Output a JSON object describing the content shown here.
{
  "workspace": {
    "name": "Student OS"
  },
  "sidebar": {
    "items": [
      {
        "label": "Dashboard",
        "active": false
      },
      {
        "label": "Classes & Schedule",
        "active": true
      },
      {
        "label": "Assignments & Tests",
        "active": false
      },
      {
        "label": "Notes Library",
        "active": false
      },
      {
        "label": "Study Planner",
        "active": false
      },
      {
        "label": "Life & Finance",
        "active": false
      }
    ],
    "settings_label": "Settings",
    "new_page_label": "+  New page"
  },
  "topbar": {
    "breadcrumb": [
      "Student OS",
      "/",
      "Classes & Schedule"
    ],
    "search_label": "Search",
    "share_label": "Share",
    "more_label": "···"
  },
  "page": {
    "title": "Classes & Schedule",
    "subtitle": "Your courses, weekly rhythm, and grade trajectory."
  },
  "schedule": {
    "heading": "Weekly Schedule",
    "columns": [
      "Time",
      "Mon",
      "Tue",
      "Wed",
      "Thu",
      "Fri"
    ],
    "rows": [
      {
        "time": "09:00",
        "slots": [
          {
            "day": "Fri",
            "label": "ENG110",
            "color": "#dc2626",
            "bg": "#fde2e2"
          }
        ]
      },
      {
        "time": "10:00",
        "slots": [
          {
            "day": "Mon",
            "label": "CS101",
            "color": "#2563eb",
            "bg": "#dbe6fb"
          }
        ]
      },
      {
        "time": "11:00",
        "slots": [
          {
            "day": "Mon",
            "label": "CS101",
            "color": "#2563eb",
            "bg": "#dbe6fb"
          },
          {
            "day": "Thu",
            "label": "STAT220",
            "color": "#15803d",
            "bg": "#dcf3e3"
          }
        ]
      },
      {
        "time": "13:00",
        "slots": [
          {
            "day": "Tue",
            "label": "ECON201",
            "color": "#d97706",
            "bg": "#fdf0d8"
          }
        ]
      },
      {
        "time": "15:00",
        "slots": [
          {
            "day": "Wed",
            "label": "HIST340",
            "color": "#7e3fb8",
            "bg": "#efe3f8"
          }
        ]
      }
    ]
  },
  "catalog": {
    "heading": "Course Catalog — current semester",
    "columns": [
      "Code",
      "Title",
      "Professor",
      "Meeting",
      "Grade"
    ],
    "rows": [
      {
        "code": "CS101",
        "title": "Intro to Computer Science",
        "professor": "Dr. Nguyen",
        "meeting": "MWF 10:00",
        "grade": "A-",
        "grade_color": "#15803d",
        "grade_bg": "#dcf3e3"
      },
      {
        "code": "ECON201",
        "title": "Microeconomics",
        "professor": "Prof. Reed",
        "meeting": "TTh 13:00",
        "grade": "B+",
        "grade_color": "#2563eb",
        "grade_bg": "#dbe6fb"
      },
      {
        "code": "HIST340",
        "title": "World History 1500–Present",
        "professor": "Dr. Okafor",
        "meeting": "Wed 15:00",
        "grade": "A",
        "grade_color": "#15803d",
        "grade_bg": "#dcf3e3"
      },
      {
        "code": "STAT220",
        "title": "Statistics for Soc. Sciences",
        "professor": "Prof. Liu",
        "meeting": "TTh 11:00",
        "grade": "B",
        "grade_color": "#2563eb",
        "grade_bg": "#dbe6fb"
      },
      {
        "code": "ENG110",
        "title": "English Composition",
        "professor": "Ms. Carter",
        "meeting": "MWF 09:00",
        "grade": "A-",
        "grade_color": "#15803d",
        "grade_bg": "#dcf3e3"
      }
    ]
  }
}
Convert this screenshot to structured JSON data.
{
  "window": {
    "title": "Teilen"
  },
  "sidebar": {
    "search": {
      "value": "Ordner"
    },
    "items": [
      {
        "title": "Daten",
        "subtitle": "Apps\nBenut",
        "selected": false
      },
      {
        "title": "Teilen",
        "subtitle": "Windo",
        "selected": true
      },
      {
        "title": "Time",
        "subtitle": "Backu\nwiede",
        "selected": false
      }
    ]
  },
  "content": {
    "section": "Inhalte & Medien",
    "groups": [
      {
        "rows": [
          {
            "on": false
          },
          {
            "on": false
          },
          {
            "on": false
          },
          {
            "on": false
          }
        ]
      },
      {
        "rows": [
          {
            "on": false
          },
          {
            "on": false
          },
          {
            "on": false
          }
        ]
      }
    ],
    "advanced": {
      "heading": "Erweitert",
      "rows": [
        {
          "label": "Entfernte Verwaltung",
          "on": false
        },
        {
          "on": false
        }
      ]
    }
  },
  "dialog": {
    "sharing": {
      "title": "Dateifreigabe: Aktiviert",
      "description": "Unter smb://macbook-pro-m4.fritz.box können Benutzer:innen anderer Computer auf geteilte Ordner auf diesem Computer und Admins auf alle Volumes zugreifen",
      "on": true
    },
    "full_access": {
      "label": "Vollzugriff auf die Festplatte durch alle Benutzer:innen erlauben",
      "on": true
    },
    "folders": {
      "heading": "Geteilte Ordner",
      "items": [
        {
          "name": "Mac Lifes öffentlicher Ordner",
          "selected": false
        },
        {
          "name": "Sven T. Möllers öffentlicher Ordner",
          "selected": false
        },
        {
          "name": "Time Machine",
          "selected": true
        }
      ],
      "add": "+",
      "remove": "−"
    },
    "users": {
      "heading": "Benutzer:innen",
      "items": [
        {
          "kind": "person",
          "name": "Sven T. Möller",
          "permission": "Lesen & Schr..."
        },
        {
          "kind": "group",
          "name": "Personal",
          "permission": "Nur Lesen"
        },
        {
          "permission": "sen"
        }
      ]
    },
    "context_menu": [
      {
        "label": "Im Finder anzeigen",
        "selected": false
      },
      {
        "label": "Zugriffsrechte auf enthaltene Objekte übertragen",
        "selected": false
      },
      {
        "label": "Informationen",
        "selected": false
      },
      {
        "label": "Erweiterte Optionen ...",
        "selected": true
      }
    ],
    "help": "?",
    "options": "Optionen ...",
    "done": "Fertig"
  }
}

::::::

Check each line of the records above for "Computer", and copy those that have it.

        "title": "Intro to Computer Science",
      "description": "Unter smb://macbook-pro-m4.fritz.box können Benutzer:innen anderer Computer auf geteilte Ordner auf diesem Computer und Admins auf alle Volumes zugreifen",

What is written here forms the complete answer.